[Some records]
·····
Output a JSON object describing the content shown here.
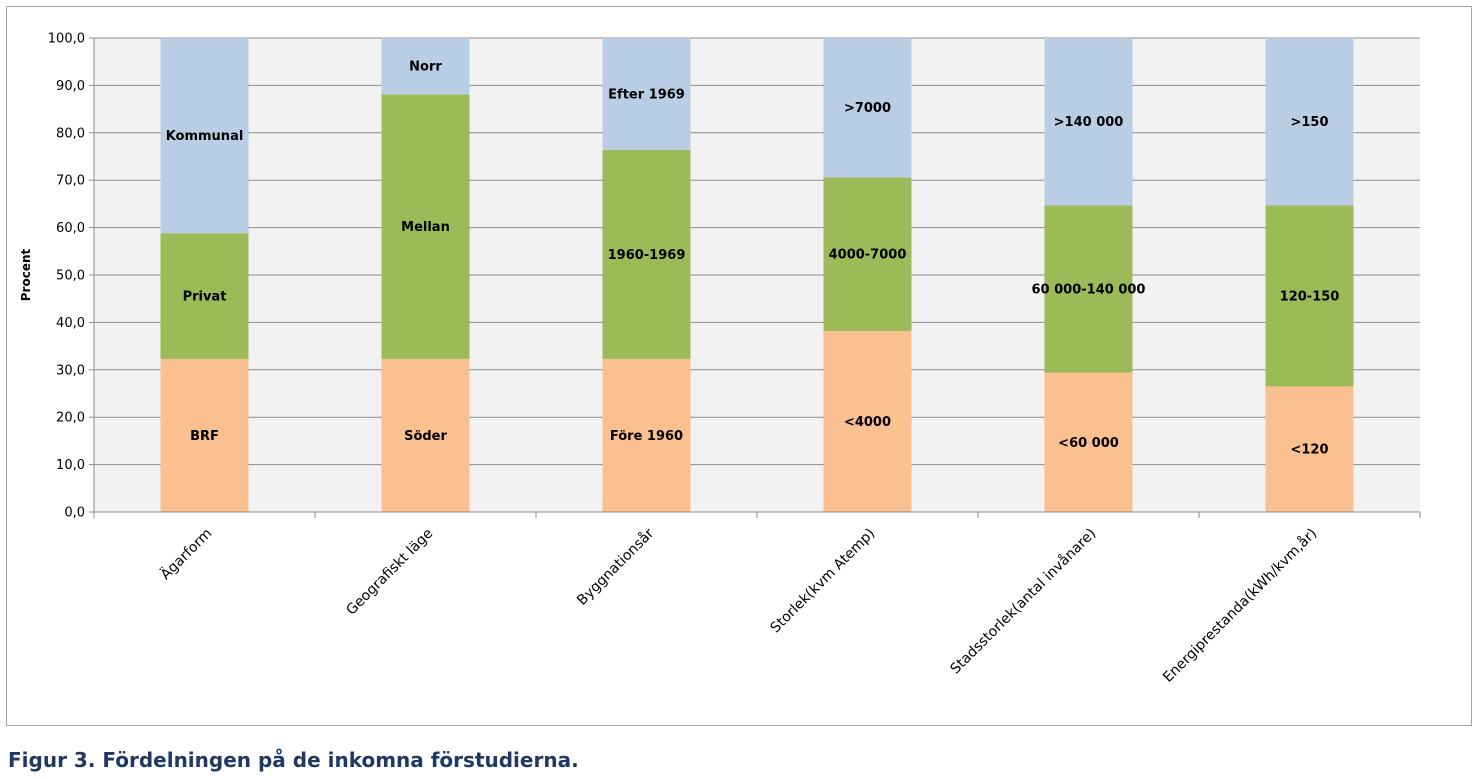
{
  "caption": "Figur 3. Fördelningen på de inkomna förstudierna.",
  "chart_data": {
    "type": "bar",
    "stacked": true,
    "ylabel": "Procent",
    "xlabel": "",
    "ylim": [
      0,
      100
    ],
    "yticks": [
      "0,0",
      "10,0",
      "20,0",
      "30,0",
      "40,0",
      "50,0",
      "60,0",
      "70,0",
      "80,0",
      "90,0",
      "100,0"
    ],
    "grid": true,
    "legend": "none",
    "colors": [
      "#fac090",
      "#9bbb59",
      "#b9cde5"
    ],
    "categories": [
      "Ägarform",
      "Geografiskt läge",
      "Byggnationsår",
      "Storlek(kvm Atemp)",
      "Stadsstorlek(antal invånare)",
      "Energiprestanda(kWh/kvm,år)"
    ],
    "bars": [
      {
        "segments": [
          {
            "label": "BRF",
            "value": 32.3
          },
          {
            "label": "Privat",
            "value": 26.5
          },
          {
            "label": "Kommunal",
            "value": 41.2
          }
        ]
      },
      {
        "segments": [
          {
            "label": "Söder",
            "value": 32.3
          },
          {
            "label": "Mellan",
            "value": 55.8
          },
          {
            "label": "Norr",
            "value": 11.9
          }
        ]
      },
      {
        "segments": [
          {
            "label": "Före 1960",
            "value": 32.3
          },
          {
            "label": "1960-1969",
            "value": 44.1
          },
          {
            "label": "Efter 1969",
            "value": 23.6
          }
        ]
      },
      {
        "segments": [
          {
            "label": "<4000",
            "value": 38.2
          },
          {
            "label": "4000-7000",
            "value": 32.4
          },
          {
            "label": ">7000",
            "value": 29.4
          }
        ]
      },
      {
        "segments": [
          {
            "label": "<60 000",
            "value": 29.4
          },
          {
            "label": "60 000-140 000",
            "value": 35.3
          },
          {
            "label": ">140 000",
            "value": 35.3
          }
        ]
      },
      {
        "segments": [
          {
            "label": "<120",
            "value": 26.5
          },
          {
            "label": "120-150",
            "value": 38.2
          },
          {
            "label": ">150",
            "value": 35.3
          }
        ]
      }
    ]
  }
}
·····
# What is asked:
Repeat the records above verbatim, with no pictures in the result.

# Solution:
Output a JSON object describing the content shown here.
{
  "caption": "Figur 3. Fördelningen på de inkomna förstudierna.",
  "chart_data": {
    "type": "bar",
    "stacked": true,
    "ylabel": "Procent",
    "xlabel": "",
    "ylim": [
      0,
      100
    ],
    "yticks": [
      "0,0",
      "10,0",
      "20,0",
      "30,0",
      "40,0",
      "50,0",
      "60,0",
      "70,0",
      "80,0",
      "90,0",
      "100,0"
    ],
    "grid": true,
    "legend": "none",
    "colors": [
      "#fac090",
      "#9bbb59",
      "#b9cde5"
    ],
    "categories": [
      "Ägarform",
      "Geografiskt läge",
      "Byggnationsår",
      "Storlek(kvm Atemp)",
      "Stadsstorlek(antal invånare)",
      "Energiprestanda(kWh/kvm,år)"
    ],
    "bars": [
      {
        "segments": [
          {
            "label": "BRF",
            "value": 32.3
          },
          {
            "label": "Privat",
            "value": 26.5
          },
          {
            "label": "Kommunal",
            "value": 41.2
          }
        ]
      },
      {
        "segments": [
          {
            "label": "Söder",
            "value": 32.3
          },
          {
            "label": "Mellan",
            "value": 55.8
          },
          {
            "label": "Norr",
            "value": 11.9
          }
        ]
      },
      {
        "segments": [
          {
            "label": "Före 1960",
            "value": 32.3
          },
          {
            "label": "1960-1969",
            "value": 44.1
          },
          {
            "label": "Efter 1969",
            "value": 23.6
          }
        ]
      },
      {
        "segments": [
          {
            "label": "<4000",
            "value": 38.2
          },
          {
            "label": "4000-7000",
            "value": 32.4
          },
          {
            "label": ">7000",
            "value": 29.4
          }
        ]
      },
      {
        "segments": [
          {
            "label": "<60 000",
            "value": 29.4
          },
          {
            "label": "60 000-140 000",
            "value": 35.3
          },
          {
            "label": ">140 000",
            "value": 35.3
          }
        ]
      },
      {
        "segments": [
          {
            "label": "<120",
            "value": 26.5
          },
          {
            "label": "120-150",
            "value": 38.2
          },
          {
            "label": ">150",
            "value": 35.3
          }
        ]
      }
    ]
  }
}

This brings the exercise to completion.